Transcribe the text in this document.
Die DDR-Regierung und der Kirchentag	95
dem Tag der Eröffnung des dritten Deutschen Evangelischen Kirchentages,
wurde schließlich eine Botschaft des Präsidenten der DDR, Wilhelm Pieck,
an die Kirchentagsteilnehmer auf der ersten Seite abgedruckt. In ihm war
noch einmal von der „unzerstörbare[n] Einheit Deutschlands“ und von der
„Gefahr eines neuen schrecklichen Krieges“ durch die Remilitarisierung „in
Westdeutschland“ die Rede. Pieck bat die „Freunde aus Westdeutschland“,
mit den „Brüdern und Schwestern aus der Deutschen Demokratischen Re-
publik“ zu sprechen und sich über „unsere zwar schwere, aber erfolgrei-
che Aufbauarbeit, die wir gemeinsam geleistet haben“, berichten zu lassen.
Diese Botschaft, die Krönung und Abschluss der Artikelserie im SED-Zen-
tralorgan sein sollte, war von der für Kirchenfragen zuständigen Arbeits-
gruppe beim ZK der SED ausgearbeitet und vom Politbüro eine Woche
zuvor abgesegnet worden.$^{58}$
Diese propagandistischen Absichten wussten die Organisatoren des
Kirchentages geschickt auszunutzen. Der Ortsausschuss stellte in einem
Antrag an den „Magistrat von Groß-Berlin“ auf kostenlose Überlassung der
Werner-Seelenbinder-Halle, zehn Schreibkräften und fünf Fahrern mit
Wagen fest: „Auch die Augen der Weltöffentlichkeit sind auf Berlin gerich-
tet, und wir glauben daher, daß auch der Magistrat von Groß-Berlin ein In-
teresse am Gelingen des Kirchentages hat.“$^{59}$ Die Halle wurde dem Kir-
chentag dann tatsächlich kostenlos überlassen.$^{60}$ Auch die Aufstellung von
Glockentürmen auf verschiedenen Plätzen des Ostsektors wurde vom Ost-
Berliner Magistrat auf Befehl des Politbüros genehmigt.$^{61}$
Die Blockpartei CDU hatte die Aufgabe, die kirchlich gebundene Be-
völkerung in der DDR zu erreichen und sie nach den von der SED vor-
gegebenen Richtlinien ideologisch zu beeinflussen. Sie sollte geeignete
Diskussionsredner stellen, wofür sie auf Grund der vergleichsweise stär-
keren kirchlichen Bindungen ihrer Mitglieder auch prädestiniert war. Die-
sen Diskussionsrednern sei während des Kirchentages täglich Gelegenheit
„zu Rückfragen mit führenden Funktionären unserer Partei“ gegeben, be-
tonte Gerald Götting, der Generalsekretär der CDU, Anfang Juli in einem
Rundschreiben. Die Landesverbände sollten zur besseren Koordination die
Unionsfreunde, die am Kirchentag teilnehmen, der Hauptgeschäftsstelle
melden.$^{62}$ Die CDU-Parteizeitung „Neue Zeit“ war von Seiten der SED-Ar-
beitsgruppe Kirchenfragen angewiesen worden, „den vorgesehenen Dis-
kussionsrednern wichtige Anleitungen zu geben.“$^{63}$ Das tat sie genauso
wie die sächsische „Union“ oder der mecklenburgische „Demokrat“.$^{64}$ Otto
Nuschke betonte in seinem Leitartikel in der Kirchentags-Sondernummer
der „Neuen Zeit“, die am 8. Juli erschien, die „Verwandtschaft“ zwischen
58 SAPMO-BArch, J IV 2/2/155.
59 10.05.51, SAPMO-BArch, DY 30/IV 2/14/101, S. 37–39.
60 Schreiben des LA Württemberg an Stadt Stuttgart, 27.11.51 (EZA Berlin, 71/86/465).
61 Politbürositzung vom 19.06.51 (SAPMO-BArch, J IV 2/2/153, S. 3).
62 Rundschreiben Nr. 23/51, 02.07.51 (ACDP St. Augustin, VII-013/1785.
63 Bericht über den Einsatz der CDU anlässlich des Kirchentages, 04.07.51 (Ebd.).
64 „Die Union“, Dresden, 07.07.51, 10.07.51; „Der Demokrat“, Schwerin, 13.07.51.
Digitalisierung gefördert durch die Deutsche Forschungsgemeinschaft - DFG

> **Written problem**
Transcribe the material above in its entirety. Match it exactly.

> **Written answer**
Transcribe the text in this document.
Die DDR-Regierung und der Kirchentag	95
dem Tag der Eröffnung des dritten Deutschen Evangelischen Kirchentages,
wurde schließlich eine Botschaft des Präsidenten der DDR, Wilhelm Pieck,
an die Kirchentagsteilnehmer auf der ersten Seite abgedruckt. In ihm war
noch einmal von der „unzerstörbare[n] Einheit Deutschlands“ und von der
„Gefahr eines neuen schrecklichen Krieges“ durch die Remilitarisierung „in
Westdeutschland“ die Rede. Pieck bat die „Freunde aus Westdeutschland“,
mit den „Brüdern und Schwestern aus der Deutschen Demokratischen Re-
publik“ zu sprechen und sich über „unsere zwar schwere, aber erfolgrei-
che Aufbauarbeit, die wir gemeinsam geleistet haben“, berichten zu lassen.
Diese Botschaft, die Krönung und Abschluss der Artikelserie im SED-Zen-
tralorgan sein sollte, war von der für Kirchenfragen zuständigen Arbeits-
gruppe beim ZK der SED ausgearbeitet und vom Politbüro eine Woche
zuvor abgesegnet worden.$^{58}$
Diese propagandistischen Absichten wussten die Organisatoren des
Kirchentages geschickt auszunutzen. Der Ortsausschuss stellte in einem
Antrag an den „Magistrat von Groß-Berlin“ auf kostenlose Überlassung der
Werner-Seelenbinder-Halle, zehn Schreibkräften und fünf Fahrern mit
Wagen fest: „Auch die Augen der Weltöffentlichkeit sind auf Berlin gerich-
tet, und wir glauben daher, daß auch der Magistrat von Groß-Berlin ein In-
teresse am Gelingen des Kirchentages hat.“$^{59}$ Die Halle wurde dem Kir-
chentag dann tatsächlich kostenlos überlassen.$^{60}$ Auch die Aufstellung von
Glockentürmen auf verschiedenen Plätzen des Ostsektors wurde vom Ost-
Berliner Magistrat auf Befehl des Politbüros genehmigt.$^{61}$
Die Blockpartei CDU hatte die Aufgabe, die kirchlich gebundene Be-
völkerung in der DDR zu erreichen und sie nach den von der SED vor-
gegebenen Richtlinien ideologisch zu beeinflussen. Sie sollte geeignete
Diskussionsredner stellen, wofür sie auf Grund der vergleichsweise stär-
keren kirchlichen Bindungen ihrer Mitglieder auch prädestiniert war. Die-
sen Diskussionsrednern sei während des Kirchentages täglich Gelegenheit
„zu Rückfragen mit führenden Funktionären unserer Partei“ gegeben, be-
tonte Gerald Götting, der Generalsekretär der CDU, Anfang Juli in einem
Rundschreiben. Die Landesverbände sollten zur besseren Koordination die
Unionsfreunde, die am Kirchentag teilnehmen, der Hauptgeschäftsstelle
melden.$^{62}$ Die CDU-Parteizeitung „Neue Zeit“ war von Seiten der SED-Ar-
beitsgruppe Kirchenfragen angewiesen worden, „den vorgesehenen Dis-
kussionsrednern wichtige Anleitungen zu geben.“$^{63}$ Das tat sie genauso
wie die sächsische „Union“ oder der mecklenburgische „Demokrat“.$^{64}$ Otto
Nuschke betonte in seinem Leitartikel in der Kirchentags-Sondernummer
der „Neuen Zeit“, die am 8. Juli erschien, die „Verwandtschaft“ zwischen
58 SAPMO-BArch, J IV 2/2/155.
59 10.05.51, SAPMO-BArch, DY 30/IV 2/14/101, S. 37–39.
60 Schreiben des LA Württemberg an Stadt Stuttgart, 27.11.51 (EZA Berlin, 71/86/465).
61 Politbürositzung vom 19.06.51 (SAPMO-BArch, J IV 2/2/153, S. 3).
62 Rundschreiben Nr. 23/51, 02.07.51 (ACDP St. Augustin, VII-013/1785.
63 Bericht über den Einsatz der CDU anlässlich des Kirchentages, 04.07.51 (Ebd.).
64 „Die Union“, Dresden, 07.07.51, 10.07.51; „Der Demokrat“, Schwerin, 13.07.51.
Digitalisierung gefördert durch die Deutsche Forschungsgemeinschaft - DFG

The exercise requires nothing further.